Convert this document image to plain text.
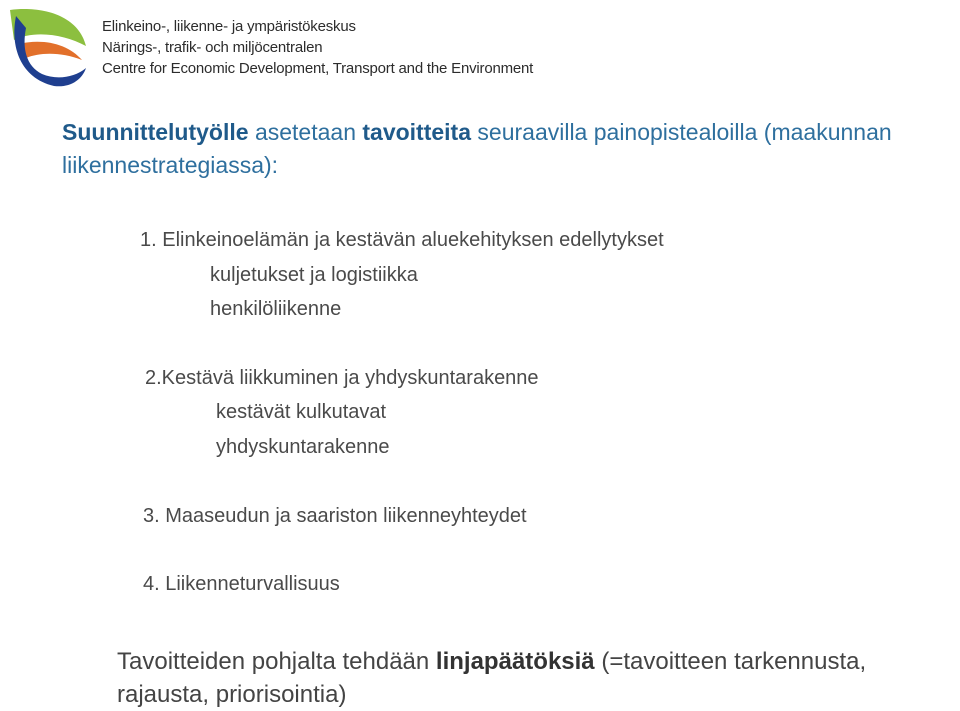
Elinkeino-, liikenne- ja ympäristökeskus
Närings-, trafik- och miljöcentralen
Centre for Economic Development, Transport and the Environment
Suunnittelutyölle asetetaan tavoitteita seuraavilla painopistealoilla (maakunnan liikennestrategiassa):
1. Elinkeinoelämän ja kestävän aluekehityksen edellytykset
kuljetukset ja logistiikka
henkilöliikenne
2.Kestävä liikkuminen ja yhdyskuntarakenne
kestävät kulkutavat
yhdyskuntarakenne
3. Maaseudun ja saariston liikenneyhteydet
4. Liikenneturvallisuus
Tavoitteiden pohjalta tehdään linjapäätöksiä (=tavoitteen tarkennusta, rajausta, priorisointia)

------------------------------

- [STATED PROBLEM]
Output, exactly, all the records above; include no pictures.

- [RESPONSE FOR THIS EXERCISE]
Convert this document image to plain text.
Elinkeino-, liikenne- ja ympäristökeskus
Närings-, trafik- och miljöcentralen
Centre for Economic Development, Transport and the Environment
Suunnittelutyölle asetetaan tavoitteita seuraavilla painopistealoilla (maakunnan liikennestrategiassa):
1. Elinkeinoelämän ja kestävän aluekehityksen edellytykset
kuljetukset ja logistiikka
henkilöliikenne
2.Kestävä liikkuminen ja yhdyskuntarakenne
kestävät kulkutavat
yhdyskuntarakenne
3. Maaseudun ja saariston liikenneyhteydet
4. Liikenneturvallisuus
Tavoitteiden pohjalta tehdään linjapäätöksiä (=tavoitteen tarkennusta, rajausta, priorisointia)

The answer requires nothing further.